> **Request**: How many lines in the listing contain the string "Tweet"? Reply with the number alone.

> **Material provided**:
━━━

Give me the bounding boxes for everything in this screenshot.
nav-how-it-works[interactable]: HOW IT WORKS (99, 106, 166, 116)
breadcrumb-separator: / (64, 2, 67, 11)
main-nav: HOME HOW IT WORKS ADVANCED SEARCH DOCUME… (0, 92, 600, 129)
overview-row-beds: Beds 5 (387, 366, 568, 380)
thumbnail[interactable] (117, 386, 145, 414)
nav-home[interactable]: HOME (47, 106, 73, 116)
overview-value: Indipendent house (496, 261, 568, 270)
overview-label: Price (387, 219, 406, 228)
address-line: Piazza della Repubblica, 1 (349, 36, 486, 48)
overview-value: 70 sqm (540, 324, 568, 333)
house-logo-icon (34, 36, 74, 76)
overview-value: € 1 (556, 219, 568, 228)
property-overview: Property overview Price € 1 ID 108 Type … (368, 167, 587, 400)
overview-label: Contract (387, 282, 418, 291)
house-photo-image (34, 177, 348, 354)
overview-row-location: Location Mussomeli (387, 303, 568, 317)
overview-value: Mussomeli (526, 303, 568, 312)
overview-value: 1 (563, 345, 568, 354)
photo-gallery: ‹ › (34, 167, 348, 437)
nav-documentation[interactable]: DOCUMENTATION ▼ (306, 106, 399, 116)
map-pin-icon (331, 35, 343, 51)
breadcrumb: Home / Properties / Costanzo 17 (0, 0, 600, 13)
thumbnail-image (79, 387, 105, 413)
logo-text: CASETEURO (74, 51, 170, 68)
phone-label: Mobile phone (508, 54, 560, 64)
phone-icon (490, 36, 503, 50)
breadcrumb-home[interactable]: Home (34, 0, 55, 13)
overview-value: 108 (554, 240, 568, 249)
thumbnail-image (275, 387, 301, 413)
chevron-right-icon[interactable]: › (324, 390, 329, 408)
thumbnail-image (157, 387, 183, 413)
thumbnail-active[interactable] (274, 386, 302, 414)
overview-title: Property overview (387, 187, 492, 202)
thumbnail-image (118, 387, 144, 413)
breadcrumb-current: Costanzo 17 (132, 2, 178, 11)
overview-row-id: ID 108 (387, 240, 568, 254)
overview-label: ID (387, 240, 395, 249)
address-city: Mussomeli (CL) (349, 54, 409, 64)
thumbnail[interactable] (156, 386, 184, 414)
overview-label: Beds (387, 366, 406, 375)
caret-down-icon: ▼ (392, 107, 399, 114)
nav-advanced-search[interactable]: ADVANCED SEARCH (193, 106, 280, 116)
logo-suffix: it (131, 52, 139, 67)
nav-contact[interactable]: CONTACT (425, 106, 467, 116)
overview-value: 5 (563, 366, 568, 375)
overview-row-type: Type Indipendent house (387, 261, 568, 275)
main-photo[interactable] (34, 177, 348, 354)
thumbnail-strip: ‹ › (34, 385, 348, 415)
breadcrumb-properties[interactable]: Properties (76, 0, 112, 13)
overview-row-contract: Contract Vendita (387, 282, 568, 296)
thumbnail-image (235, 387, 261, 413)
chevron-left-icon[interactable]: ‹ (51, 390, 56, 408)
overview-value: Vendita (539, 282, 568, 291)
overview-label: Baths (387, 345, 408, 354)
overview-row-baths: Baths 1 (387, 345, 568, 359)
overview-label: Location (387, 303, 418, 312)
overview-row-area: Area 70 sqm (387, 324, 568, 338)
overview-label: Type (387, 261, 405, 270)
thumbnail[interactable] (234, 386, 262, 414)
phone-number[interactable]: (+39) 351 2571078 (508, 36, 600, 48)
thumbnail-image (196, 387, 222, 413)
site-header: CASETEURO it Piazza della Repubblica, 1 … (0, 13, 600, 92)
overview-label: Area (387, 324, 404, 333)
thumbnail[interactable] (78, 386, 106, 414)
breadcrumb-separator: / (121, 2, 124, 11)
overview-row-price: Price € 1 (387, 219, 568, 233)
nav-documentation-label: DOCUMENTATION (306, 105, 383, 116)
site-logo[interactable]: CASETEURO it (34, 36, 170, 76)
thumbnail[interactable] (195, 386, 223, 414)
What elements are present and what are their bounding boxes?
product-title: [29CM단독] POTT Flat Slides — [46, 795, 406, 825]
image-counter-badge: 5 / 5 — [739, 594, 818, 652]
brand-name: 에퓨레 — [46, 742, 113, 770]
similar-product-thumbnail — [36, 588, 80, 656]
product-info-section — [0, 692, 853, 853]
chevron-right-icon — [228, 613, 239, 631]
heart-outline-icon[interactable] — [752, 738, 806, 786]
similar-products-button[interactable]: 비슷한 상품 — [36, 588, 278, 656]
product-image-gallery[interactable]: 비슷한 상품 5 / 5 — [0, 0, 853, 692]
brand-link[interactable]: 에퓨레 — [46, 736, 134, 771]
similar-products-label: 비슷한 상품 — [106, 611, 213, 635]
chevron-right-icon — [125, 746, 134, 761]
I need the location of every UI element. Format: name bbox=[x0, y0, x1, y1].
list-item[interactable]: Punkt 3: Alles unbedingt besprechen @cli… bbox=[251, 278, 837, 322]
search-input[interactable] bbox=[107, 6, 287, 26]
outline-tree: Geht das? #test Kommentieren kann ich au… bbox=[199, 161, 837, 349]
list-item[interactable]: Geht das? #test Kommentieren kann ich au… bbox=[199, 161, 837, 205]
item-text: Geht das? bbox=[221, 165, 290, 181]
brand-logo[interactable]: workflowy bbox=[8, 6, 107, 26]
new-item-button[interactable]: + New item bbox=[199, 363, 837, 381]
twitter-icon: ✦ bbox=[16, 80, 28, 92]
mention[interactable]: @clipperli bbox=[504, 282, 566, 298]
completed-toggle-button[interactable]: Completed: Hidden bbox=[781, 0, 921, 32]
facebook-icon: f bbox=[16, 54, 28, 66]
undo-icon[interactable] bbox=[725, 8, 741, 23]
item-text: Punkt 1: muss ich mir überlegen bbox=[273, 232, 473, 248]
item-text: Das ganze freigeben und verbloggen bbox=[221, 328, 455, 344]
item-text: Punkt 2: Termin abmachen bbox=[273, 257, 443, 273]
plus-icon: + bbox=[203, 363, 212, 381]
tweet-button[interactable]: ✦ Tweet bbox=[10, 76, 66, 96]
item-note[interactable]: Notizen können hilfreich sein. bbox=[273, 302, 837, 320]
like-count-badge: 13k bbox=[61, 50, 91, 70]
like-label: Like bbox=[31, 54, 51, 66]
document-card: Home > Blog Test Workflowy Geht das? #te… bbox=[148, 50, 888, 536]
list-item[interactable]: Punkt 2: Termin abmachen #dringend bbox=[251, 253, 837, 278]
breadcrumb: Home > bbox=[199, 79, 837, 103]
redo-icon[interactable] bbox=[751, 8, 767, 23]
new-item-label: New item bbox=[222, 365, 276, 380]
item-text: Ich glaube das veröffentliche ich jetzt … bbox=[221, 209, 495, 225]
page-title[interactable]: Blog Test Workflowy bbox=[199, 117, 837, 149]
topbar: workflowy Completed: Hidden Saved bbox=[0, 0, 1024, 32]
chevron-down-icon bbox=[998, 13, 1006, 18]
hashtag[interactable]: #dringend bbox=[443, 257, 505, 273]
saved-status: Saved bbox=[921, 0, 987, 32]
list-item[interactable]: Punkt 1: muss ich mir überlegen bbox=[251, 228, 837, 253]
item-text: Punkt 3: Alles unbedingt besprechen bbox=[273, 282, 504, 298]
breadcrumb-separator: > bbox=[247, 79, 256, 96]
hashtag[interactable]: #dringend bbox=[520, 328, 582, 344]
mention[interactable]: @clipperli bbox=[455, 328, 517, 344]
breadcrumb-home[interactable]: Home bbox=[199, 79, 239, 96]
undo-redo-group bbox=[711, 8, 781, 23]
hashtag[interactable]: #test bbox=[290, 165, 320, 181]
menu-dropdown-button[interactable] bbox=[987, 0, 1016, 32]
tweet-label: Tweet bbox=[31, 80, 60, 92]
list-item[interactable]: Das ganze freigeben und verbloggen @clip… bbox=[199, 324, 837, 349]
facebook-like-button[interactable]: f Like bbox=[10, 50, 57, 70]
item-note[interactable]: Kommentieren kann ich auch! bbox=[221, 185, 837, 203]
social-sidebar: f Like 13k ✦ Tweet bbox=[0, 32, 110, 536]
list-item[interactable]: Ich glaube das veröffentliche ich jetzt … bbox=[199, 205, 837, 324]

━━━

> **Solved exercise**: 3